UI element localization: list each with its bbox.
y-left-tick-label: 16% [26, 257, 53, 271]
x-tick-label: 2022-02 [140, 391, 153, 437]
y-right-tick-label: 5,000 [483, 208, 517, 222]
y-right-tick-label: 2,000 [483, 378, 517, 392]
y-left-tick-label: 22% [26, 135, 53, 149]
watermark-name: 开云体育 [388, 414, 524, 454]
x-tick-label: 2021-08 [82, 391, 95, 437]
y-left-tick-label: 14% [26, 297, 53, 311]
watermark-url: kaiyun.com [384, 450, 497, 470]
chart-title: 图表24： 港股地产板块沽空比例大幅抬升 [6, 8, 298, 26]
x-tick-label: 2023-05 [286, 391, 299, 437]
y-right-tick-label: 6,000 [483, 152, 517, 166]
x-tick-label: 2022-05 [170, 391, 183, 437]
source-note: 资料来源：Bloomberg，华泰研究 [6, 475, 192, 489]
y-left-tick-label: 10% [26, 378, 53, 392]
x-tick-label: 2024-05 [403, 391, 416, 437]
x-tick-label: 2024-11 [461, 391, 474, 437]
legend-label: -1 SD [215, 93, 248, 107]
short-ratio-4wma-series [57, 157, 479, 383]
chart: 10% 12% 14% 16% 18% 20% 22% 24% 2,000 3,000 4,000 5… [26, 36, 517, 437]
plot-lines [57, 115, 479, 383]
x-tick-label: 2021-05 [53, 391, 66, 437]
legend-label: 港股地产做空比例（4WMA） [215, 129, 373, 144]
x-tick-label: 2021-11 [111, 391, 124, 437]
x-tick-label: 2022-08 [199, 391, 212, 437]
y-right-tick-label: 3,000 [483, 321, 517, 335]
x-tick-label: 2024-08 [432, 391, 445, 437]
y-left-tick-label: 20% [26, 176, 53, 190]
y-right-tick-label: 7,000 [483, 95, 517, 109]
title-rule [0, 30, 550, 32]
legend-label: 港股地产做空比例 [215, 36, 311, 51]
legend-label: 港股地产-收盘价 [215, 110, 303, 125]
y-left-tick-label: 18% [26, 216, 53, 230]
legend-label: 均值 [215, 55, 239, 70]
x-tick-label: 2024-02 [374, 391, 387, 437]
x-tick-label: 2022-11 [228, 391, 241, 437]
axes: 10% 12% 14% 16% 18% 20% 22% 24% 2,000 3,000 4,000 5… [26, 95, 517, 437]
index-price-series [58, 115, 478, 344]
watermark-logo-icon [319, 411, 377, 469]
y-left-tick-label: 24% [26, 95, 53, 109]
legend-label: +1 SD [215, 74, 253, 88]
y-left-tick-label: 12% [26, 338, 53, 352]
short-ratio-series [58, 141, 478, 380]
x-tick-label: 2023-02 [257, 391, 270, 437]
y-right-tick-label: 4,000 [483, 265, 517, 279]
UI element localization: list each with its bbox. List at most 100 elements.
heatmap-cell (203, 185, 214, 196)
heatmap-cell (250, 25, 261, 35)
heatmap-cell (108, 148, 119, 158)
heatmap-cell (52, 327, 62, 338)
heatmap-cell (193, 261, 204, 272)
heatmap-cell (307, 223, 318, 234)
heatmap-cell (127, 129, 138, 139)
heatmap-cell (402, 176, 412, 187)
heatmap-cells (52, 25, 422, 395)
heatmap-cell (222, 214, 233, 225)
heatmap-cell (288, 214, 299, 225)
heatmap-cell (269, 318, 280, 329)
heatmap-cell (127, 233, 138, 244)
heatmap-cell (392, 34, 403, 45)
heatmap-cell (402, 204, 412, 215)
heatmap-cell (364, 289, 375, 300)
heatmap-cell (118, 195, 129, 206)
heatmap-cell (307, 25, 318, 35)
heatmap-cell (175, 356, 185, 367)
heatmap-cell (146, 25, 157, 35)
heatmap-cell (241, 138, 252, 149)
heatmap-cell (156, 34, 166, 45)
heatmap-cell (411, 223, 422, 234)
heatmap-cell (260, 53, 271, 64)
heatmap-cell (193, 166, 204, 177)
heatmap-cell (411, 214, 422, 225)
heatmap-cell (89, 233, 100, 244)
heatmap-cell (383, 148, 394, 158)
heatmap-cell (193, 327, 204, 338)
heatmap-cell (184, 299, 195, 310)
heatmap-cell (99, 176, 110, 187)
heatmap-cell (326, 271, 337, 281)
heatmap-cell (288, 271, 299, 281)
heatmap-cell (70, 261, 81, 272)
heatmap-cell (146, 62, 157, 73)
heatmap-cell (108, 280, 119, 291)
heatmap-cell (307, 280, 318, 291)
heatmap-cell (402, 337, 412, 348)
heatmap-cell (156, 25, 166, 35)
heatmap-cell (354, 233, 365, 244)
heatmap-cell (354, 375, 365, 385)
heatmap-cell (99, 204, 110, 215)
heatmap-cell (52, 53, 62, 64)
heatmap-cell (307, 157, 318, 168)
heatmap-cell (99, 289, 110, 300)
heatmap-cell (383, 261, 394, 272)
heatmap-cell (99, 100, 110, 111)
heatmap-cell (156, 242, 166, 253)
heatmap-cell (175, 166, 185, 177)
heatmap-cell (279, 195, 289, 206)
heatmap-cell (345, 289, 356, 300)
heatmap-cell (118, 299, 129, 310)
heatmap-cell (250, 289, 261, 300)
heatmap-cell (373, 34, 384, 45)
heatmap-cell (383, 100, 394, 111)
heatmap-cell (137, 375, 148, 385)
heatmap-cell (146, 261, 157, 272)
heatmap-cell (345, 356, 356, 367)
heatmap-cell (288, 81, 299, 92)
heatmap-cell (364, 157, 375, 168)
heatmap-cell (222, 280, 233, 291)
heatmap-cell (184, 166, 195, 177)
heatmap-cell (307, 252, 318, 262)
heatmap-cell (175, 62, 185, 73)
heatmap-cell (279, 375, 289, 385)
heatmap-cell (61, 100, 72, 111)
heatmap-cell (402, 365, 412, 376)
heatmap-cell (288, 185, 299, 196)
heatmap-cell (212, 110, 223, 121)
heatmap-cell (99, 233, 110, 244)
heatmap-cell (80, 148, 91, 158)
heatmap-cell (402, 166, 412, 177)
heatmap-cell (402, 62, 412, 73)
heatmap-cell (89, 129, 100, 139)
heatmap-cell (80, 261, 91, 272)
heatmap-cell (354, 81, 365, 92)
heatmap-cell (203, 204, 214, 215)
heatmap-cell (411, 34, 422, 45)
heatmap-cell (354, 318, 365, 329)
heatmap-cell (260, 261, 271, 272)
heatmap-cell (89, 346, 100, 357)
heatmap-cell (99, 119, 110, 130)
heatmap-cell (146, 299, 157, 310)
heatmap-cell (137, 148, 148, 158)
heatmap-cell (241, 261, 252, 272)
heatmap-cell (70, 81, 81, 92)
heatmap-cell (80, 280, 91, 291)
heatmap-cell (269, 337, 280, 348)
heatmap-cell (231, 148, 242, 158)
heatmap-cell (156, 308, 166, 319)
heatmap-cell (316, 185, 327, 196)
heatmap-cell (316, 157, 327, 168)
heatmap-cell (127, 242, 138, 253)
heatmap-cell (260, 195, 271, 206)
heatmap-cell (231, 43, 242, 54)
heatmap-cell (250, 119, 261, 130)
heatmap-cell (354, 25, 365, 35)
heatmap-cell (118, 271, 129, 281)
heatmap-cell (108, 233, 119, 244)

TO DO => Recast the listing above as a Markdown table with the columns Row and Line. Number each line in sequence and omit blank lines.

EXERCISE SOLUTION =>
| Row | Line |
|---|---|
| 1 | UI element localization: list each with its bbox. |
| 2 | y-left-tick-label: 16% [26, 257, 53, 271] |
| 3 | x-tick-label: 2022-02 [140, 391, 153, 437] |
| 4 | y-right-tick-label: 5,000 [483, 208, 517, 222] |
| 5 | y-right-tick-label: 2,000 [483, 378, 517, 392] |
| 6 | y-left-tick-label: 22% [26, 135, 53, 149] |
| 7 | watermark-name: 开云体育 [388, 414, 524, 454] |
| 8 | x-tick-label: 2021-08 [82, 391, 95, 437] |
| 9 | y-left-tick-label: 14% [26, 297, 53, 311] |
| 10 | watermark-url: kaiyun.com [384, 450, 497, 470] |
| 11 | chart-title: 图表24： 港股地产板块沽空比例大幅抬升 [6, 8, 298, 26] |
| 12 | x-tick-label: 2023-05 [286, 391, 299, 437] |
| 13 | y-right-tick-label: 6,000 [483, 152, 517, 166] |
| 14 | x-tick-label: 2022-05 [170, 391, 183, 437] |
| 15 | source-note: 资料来源：Bloomberg，华泰研究 [6, 475, 192, 489] |
| 16 | y-left-tick-label: 10% [26, 378, 53, 392] |
| 17 | x-tick-label: 2024-05 [403, 391, 416, 437] |
| 18 | x-tick-label: 2024-11 [461, 391, 474, 437] |
| 19 | legend-label: -1 SD [215, 93, 248, 107] |
| 20 | short-ratio-4wma-series [57, 157, 479, 383] |
| 21 | chart: 10% 12% 14% 16% 18% 20% 22% 24% 2,000 3,000 4,000 5… [26, 36, 517, 437] |
| 22 | plot-lines [57, 115, 479, 383] |
| 23 | x-tick-label: 2021-05 [53, 391, 66, 437] |
| 24 | legend-label: 港股地产做空比例（4WMA） [215, 129, 373, 144] |
| 25 | x-tick-label: 2021-11 [111, 391, 124, 437] |
| 26 | x-tick-label: 2022-08 [199, 391, 212, 437] |
| 27 | y-right-tick-label: 3,000 [483, 321, 517, 335] |
| 28 | x-tick-label: 2024-08 [432, 391, 445, 437] |
| 29 | y-left-tick-label: 20% [26, 176, 53, 190] |
| 30 | y-right-tick-label: 7,000 [483, 95, 517, 109] |
| 31 | title-rule [0, 30, 550, 32] |
| 32 | legend-label: 港股地产做空比例 [215, 36, 311, 51] |
| 33 | legend-label: 港股地产-收盘价 [215, 110, 303, 125] |
| 34 | y-left-tick-label: 18% [26, 216, 53, 230] |
| 35 | legend-label: 均值 [215, 55, 239, 70] |
| 36 | x-tick-label: 2024-02 [374, 391, 387, 437] |
| 37 | x-tick-label: 2022-11 [228, 391, 241, 437] |
| 38 | axes: 10% 12% 14% 16% 18% 20% 22% 24% 2,000 3,000 4,000 5… [26, 95, 517, 437] |
| 39 | index-price-series [58, 115, 478, 344] |
| 40 | watermark-logo-icon [319, 411, 377, 469] |
| 41 | y-left-tick-label: 24% [26, 95, 53, 109] |
| 42 | legend-label: +1 SD [215, 74, 253, 88] |
| 43 | y-left-tick-label: 12% [26, 338, 53, 352] |
| 44 | short-ratio-series [58, 141, 478, 380] |
| 45 | x-tick-label: 2023-02 [257, 391, 270, 437] |
| 46 | y-right-tick-label: 4,000 [483, 265, 517, 279] |
| 47 | UI element localization: list each with its bbox. List at most 100 elements. |
| 48 | heatmap-cell (203, 185, 214, 196) |
| 49 | heatmap-cell (250, 25, 261, 35) |
| 50 | heatmap-cell (108, 148, 119, 158) |
| 51 | heatmap-cell (52, 327, 62, 338) |
| 52 | heatmap-cell (193, 261, 204, 272) |
| 53 | heatmap-cell (307, 223, 318, 234) |
| 54 | heatmap-cell (127, 129, 138, 139) |
| 55 | heatmap-cell (402, 176, 412, 187) |
| 56 | heatmap-cells (52, 25, 422, 395) |
| 57 | heatmap-cell (222, 214, 233, 225) |
| 58 | heatmap-cell (288, 214, 299, 225) |
| 59 | heatmap-cell (269, 318, 280, 329) |
| 60 | heatmap-cell (127, 233, 138, 244) |
| 61 | heatmap-cell (392, 34, 403, 45) |
| 62 | heatmap-cell (402, 204, 412, 215) |
| 63 | heatmap-cell (364, 289, 375, 300) |
| 64 | heatmap-cell (118, 195, 129, 206) |
| 65 | heatmap-cell (307, 25, 318, 35) |
| 66 | heatmap-cell (175, 356, 185, 367) |
| 67 | heatmap-cell (146, 25, 157, 35) |
| 68 | heatmap-cell (241, 138, 252, 149) |
| 69 | heatmap-cell (156, 34, 166, 45) |
| 70 | heatmap-cell (411, 223, 422, 234) |
| 71 | heatmap-cell (260, 53, 271, 64) |
| 72 | heatmap-cell (193, 166, 204, 177) |
| 73 | heatmap-cell (411, 214, 422, 225) |
| 74 | heatmap-cell (89, 233, 100, 244) |
| 75 | heatmap-cell (383, 148, 394, 158) |
| 76 | heatmap-cell (193, 327, 204, 338) |
| 77 | heatmap-cell (184, 299, 195, 310) |
| 78 | heatmap-cell (99, 176, 110, 187) |
| 79 | heatmap-cell (326, 271, 337, 281) |
| 80 | heatmap-cell (288, 271, 299, 281) |
| 81 | heatmap-cell (70, 261, 81, 272) |
| 82 | heatmap-cell (146, 62, 157, 73) |
| 83 | heatmap-cell (108, 280, 119, 291) |
| 84 | heatmap-cell (307, 280, 318, 291) |
| 85 | heatmap-cell (402, 337, 412, 348) |
| 86 | heatmap-cell (156, 25, 166, 35) |
| 87 | heatmap-cell (354, 233, 365, 244) |
| 88 | heatmap-cell (354, 375, 365, 385) |
| 89 | heatmap-cell (99, 204, 110, 215) |
| 90 | heatmap-cell (52, 53, 62, 64) |
| 91 | heatmap-cell (307, 157, 318, 168) |
| 92 | heatmap-cell (99, 289, 110, 300) |
| 93 | heatmap-cell (383, 261, 394, 272) |
| 94 | heatmap-cell (99, 100, 110, 111) |
| 95 | heatmap-cell (156, 242, 166, 253) |
| 96 | heatmap-cell (175, 166, 185, 177) |
| 97 | heatmap-cell (279, 195, 289, 206) |
| 98 | heatmap-cell (345, 289, 356, 300) |
| 99 | heatmap-cell (118, 299, 129, 310) |
| 100 | heatmap-cell (250, 289, 261, 300) |
| 101 | heatmap-cell (373, 34, 384, 45) |
| 102 | heatmap-cell (383, 100, 394, 111) |
| 103 | heatmap-cell (137, 375, 148, 385) |
| 104 | heatmap-cell (146, 261, 157, 272) |
| 105 | heatmap-cell (345, 356, 356, 367) |
| 106 | heatmap-cell (288, 81, 299, 92) |
| 107 | heatmap-cell (364, 157, 375, 168) |
| 108 | heatmap-cell (222, 280, 233, 291) |
| 109 | heatmap-cell (184, 166, 195, 177) |
| 110 | heatmap-cell (307, 252, 318, 262) |
| 111 | heatmap-cell (175, 62, 185, 73) |
| 112 | heatmap-cell (279, 375, 289, 385) |
| 113 | heatmap-cell (61, 100, 72, 111) |
| 114 | heatmap-cell (402, 365, 412, 376) |
| 115 | heatmap-cell (288, 185, 299, 196) |
| 116 | heatmap-cell (212, 110, 223, 121) |
| 117 | heatmap-cell (99, 233, 110, 244) |
| 118 | heatmap-cell (80, 148, 91, 158) |
| 119 | heatmap-cell (402, 166, 412, 177) |
| 120 | heatmap-cell (402, 62, 412, 73) |
| 121 | heatmap-cell (89, 129, 100, 139) |
| 122 | heatmap-cell (80, 261, 91, 272) |
| 123 | heatmap-cell (354, 81, 365, 92) |
| 124 | heatmap-cell (203, 204, 214, 215) |
| 125 | heatmap-cell (411, 34, 422, 45) |
| 126 | heatmap-cell (354, 318, 365, 329) |
| 127 | heatmap-cell (260, 261, 271, 272) |
| 128 | heatmap-cell (89, 346, 100, 357) |
| 129 | heatmap-cell (99, 119, 110, 130) |
| 130 | heatmap-cell (146, 299, 157, 310) |
| 131 | heatmap-cell (137, 148, 148, 158) |
| 132 | heatmap-cell (241, 261, 252, 272) |
| 133 | heatmap-cell (70, 81, 81, 92) |
| 134 | heatmap-cell (80, 280, 91, 291) |
| 135 | heatmap-cell (269, 337, 280, 348) |
| 136 | heatmap-cell (231, 148, 242, 158) |
| 137 | heatmap-cell (156, 308, 166, 319) |
| 138 | heatmap-cell (316, 185, 327, 196) |
| 139 | heatmap-cell (316, 157, 327, 168) |
| 140 | heatmap-cell (127, 242, 138, 253) |
| 141 | heatmap-cell (260, 195, 271, 206) |
| 142 | heatmap-cell (231, 43, 242, 54) |
| 143 | heatmap-cell (250, 119, 261, 130) |
| 144 | heatmap-cell (354, 25, 365, 35) |
| 145 | heatmap-cell (118, 271, 129, 281) |
| 146 | heatmap-cell (108, 233, 119, 244) |